(Dataset listings of figures)
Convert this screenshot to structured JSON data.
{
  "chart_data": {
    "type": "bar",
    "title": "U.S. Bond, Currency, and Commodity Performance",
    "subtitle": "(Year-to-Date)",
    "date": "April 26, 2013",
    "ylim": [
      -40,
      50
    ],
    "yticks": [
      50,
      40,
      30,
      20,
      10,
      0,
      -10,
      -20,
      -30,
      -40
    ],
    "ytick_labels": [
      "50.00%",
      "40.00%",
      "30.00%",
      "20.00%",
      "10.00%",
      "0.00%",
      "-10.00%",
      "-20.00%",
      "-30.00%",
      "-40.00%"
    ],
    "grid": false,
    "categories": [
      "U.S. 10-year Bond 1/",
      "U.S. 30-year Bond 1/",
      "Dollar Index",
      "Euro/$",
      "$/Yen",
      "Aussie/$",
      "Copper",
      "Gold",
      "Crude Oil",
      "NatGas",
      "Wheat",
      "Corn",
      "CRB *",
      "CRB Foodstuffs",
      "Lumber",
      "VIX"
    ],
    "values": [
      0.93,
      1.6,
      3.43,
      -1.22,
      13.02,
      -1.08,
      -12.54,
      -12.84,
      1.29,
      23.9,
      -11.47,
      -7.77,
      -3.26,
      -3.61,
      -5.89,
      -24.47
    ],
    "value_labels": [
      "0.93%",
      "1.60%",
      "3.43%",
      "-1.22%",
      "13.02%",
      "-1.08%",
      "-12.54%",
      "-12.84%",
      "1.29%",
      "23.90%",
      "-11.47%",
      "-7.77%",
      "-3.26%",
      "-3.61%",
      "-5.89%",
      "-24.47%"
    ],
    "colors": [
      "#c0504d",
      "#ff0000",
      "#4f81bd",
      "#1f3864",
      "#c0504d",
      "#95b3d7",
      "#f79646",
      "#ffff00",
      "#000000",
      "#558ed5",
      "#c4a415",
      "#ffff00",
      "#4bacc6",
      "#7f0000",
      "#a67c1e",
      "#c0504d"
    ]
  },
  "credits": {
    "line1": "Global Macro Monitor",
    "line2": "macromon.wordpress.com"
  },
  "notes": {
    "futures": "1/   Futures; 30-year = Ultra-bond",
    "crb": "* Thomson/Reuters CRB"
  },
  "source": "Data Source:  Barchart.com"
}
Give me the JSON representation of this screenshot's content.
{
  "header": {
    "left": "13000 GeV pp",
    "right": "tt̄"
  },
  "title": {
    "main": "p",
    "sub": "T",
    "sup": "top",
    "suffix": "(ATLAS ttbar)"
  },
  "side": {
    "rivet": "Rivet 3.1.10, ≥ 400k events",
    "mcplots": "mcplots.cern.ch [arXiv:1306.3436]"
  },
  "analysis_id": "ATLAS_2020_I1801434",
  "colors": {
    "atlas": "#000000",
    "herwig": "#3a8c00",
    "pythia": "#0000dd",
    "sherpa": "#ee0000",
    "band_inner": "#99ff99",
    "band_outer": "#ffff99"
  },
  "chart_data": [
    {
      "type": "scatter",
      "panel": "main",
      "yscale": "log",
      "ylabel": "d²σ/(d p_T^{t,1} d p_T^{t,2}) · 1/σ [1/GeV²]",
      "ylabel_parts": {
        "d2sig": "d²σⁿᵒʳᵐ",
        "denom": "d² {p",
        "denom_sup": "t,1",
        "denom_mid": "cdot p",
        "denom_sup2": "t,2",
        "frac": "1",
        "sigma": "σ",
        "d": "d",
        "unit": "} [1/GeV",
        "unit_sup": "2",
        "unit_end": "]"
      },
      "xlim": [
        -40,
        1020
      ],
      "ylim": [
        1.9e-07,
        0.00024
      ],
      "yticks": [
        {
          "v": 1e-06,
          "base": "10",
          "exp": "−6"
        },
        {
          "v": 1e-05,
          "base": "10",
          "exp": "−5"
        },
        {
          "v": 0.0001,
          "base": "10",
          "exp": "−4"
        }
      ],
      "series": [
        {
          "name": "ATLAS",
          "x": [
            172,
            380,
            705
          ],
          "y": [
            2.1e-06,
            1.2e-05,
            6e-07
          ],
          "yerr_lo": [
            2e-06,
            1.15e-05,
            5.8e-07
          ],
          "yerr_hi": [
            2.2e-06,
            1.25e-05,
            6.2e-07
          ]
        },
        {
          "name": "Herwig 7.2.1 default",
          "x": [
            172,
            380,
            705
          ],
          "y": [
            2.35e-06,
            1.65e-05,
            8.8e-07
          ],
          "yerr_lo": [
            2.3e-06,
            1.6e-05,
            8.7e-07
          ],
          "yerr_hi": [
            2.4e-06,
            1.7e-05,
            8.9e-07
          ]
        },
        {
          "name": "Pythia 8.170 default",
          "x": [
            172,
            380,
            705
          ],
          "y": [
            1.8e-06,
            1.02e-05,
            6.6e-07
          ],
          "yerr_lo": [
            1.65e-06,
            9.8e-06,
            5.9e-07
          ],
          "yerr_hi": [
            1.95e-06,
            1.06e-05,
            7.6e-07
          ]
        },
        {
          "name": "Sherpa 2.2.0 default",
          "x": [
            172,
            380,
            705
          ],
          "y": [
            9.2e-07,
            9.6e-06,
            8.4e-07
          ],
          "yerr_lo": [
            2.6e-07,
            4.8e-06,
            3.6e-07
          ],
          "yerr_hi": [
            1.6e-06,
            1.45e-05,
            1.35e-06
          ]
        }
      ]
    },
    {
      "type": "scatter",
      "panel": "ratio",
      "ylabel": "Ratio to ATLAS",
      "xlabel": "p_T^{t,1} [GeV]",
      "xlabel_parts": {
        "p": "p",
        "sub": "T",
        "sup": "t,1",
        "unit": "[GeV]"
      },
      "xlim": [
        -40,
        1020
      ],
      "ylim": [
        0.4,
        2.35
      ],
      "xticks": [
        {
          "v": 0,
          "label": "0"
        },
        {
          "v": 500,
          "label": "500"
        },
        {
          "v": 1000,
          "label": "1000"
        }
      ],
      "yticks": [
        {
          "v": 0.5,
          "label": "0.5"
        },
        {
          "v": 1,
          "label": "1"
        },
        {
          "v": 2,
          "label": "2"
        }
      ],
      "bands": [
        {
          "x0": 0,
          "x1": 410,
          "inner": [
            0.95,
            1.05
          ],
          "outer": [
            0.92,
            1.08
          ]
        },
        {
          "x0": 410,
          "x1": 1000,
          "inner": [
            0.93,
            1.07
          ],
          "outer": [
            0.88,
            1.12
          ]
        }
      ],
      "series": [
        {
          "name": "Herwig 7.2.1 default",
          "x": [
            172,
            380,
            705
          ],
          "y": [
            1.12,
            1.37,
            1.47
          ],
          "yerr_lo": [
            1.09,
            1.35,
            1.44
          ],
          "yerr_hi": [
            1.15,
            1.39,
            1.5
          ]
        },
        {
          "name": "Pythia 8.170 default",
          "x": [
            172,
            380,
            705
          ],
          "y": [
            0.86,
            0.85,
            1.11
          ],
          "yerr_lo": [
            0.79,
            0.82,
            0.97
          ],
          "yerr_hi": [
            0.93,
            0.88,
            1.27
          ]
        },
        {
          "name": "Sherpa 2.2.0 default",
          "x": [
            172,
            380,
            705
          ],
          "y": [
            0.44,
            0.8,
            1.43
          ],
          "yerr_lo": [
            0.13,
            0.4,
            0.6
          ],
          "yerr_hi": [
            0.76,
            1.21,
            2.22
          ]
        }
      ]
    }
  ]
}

◆ **Given problem**: Repeat the data in its entirety, character for character.

◆ **Output for this task**:
Convert this screenshot to structured JSON data.
{
  "chart_data": {
    "type": "bar",
    "title": "U.S. Bond, Currency, and Commodity Performance",
    "subtitle": "(Year-to-Date)",
    "date": "April 26, 2013",
    "ylim": [
      -40,
      50
    ],
    "yticks": [
      50,
      40,
      30,
      20,
      10,
      0,
      -10,
      -20,
      -30,
      -40
    ],
    "ytick_labels": [
      "50.00%",
      "40.00%",
      "30.00%",
      "20.00%",
      "10.00%",
      "0.00%",
      "-10.00%",
      "-20.00%",
      "-30.00%",
      "-40.00%"
    ],
    "grid": false,
    "categories": [
      "U.S. 10-year Bond 1/",
      "U.S. 30-year Bond 1/",
      "Dollar Index",
      "Euro/$",
      "$/Yen",
      "Aussie/$",
      "Copper",
      "Gold",
      "Crude Oil",
      "NatGas",
      "Wheat",
      "Corn",
      "CRB *",
      "CRB Foodstuffs",
      "Lumber",
      "VIX"
    ],
    "values": [
      0.93,
      1.6,
      3.43,
      -1.22,
      13.02,
      -1.08,
      -12.54,
      -12.84,
      1.29,
      23.9,
      -11.47,
      -7.77,
      -3.26,
      -3.61,
      -5.89,
      -24.47
    ],
    "value_labels": [
      "0.93%",
      "1.60%",
      "3.43%",
      "-1.22%",
      "13.02%",
      "-1.08%",
      "-12.54%",
      "-12.84%",
      "1.29%",
      "23.90%",
      "-11.47%",
      "-7.77%",
      "-3.26%",
      "-3.61%",
      "-5.89%",
      "-24.47%"
    ],
    "colors": [
      "#c0504d",
      "#ff0000",
      "#4f81bd",
      "#1f3864",
      "#c0504d",
      "#95b3d7",
      "#f79646",
      "#ffff00",
      "#000000",
      "#558ed5",
      "#c4a415",
      "#ffff00",
      "#4bacc6",
      "#7f0000",
      "#a67c1e",
      "#c0504d"
    ]
  },
  "credits": {
    "line1": "Global Macro Monitor",
    "line2": "macromon.wordpress.com"
  },
  "notes": {
    "futures": "1/   Futures; 30-year = Ultra-bond",
    "crb": "* Thomson/Reuters CRB"
  },
  "source": "Data Source:  Barchart.com"
}
Give me the JSON representation of this screenshot's content.
{
  "header": {
    "left": "13000 GeV pp",
    "right": "tt̄"
  },
  "title": {
    "main": "p",
    "sub": "T",
    "sup": "top",
    "suffix": "(ATLAS ttbar)"
  },
  "side": {
    "rivet": "Rivet 3.1.10, ≥ 400k events",
    "mcplots": "mcplots.cern.ch [arXiv:1306.3436]"
  },
  "analysis_id": "ATLAS_2020_I1801434",
  "colors": {
    "atlas": "#000000",
    "herwig": "#3a8c00",
    "pythia": "#0000dd",
    "sherpa": "#ee0000",
    "band_inner": "#99ff99",
    "band_outer": "#ffff99"
  },
  "chart_data": [
    {
      "type": "scatter",
      "panel": "main",
      "yscale": "log",
      "ylabel": "d²σ/(d p_T^{t,1} d p_T^{t,2}) · 1/σ [1/GeV²]",
      "ylabel_parts": {
        "d2sig": "d²σⁿᵒʳᵐ",
        "denom": "d² {p",
        "denom_sup": "t,1",
        "denom_mid": "cdot p",
        "denom_sup2": "t,2",
        "frac": "1",
        "sigma": "σ",
        "d": "d",
        "unit": "} [1/GeV",
        "unit_sup": "2",
        "unit_end": "]"
      },
      "xlim": [
        -40,
        1020
      ],
      "ylim": [
        1.9e-07,
        0.00024
      ],
      "yticks": [
        {
          "v": 1e-06,
          "base": "10",
          "exp": "−6"
        },
        {
          "v": 1e-05,
          "base": "10",
          "exp": "−5"
        },
        {
          "v": 0.0001,
          "base": "10",
          "exp": "−4"
        }
      ],
      "series": [
        {
          "name": "ATLAS",
          "x": [
            172,
            380,
            705
          ],
          "y": [
            2.1e-06,
            1.2e-05,
            6e-07
          ],
          "yerr_lo": [
            2e-06,
            1.15e-05,
            5.8e-07
          ],
          "yerr_hi": [
            2.2e-06,
            1.25e-05,
            6.2e-07
          ]
        },
        {
          "name": "Herwig 7.2.1 default",
          "x": [
            172,
            380,
            705
          ],
          "y": [
            2.35e-06,
            1.65e-05,
            8.8e-07
          ],
          "yerr_lo": [
            2.3e-06,
            1.6e-05,
            8.7e-07
          ],
          "yerr_hi": [
            2.4e-06,
            1.7e-05,
            8.9e-07
          ]
        },
        {
          "name": "Pythia 8.170 default",
          "x": [
            172,
            380,
            705
          ],
          "y": [
            1.8e-06,
            1.02e-05,
            6.6e-07
          ],
          "yerr_lo": [
            1.65e-06,
            9.8e-06,
            5.9e-07
          ],
          "yerr_hi": [
            1.95e-06,
            1.06e-05,
            7.6e-07
          ]
        },
        {
          "name": "Sherpa 2.2.0 default",
          "x": [
            172,
            380,
            705
          ],
          "y": [
            9.2e-07,
            9.6e-06,
            8.4e-07
          ],
          "yerr_lo": [
            2.6e-07,
            4.8e-06,
            3.6e-07
          ],
          "yerr_hi": [
            1.6e-06,
            1.45e-05,
            1.35e-06
          ]
        }
      ]
    },
    {
      "type": "scatter",
      "panel": "ratio",
      "ylabel": "Ratio to ATLAS",
      "xlabel": "p_T^{t,1} [GeV]",
      "xlabel_parts": {
        "p": "p",
        "sub": "T",
        "sup": "t,1",
        "unit": "[GeV]"
      },
      "xlim": [
        -40,
        1020
      ],
      "ylim": [
        0.4,
        2.35
      ],
      "xticks": [
        {
          "v": 0,
          "label": "0"
        },
        {
          "v": 500,
          "label": "500"
        },
        {
          "v": 1000,
          "label": "1000"
        }
      ],
      "yticks": [
        {
          "v": 0.5,
          "label": "0.5"
        },
        {
          "v": 1,
          "label": "1"
        },
        {
          "v": 2,
          "label": "2"
        }
      ],
      "bands": [
        {
          "x0": 0,
          "x1": 410,
          "inner": [
            0.95,
            1.05
          ],
          "outer": [
            0.92,
            1.08
          ]
        },
        {
          "x0": 410,
          "x1": 1000,
          "inner": [
            0.93,
            1.07
          ],
          "outer": [
            0.88,
            1.12
          ]
        }
      ],
      "series": [
        {
          "name": "Herwig 7.2.1 default",
          "x": [
            172,
            380,
            705
          ],
          "y": [
            1.12,
            1.37,
            1.47
          ],
          "yerr_lo": [
            1.09,
            1.35,
            1.44
          ],
          "yerr_hi": [
            1.15,
            1.39,
            1.5
          ]
        },
        {
          "name": "Pythia 8.170 default",
          "x": [
            172,
            380,
            705
          ],
          "y": [
            0.86,
            0.85,
            1.11
          ],
          "yerr_lo": [
            0.79,
            0.82,
            0.97
          ],
          "yerr_hi": [
            0.93,
            0.88,
            1.27
          ]
        },
        {
          "name": "Sherpa 2.2.0 default",
          "x": [
            172,
            380,
            705
          ],
          "y": [
            0.44,
            0.8,
            1.43
          ],
          "yerr_lo": [
            0.13,
            0.4,
            0.6
          ],
          "yerr_hi": [
            0.76,
            1.21,
            2.22
          ]
        }
      ]
    }
  ]
}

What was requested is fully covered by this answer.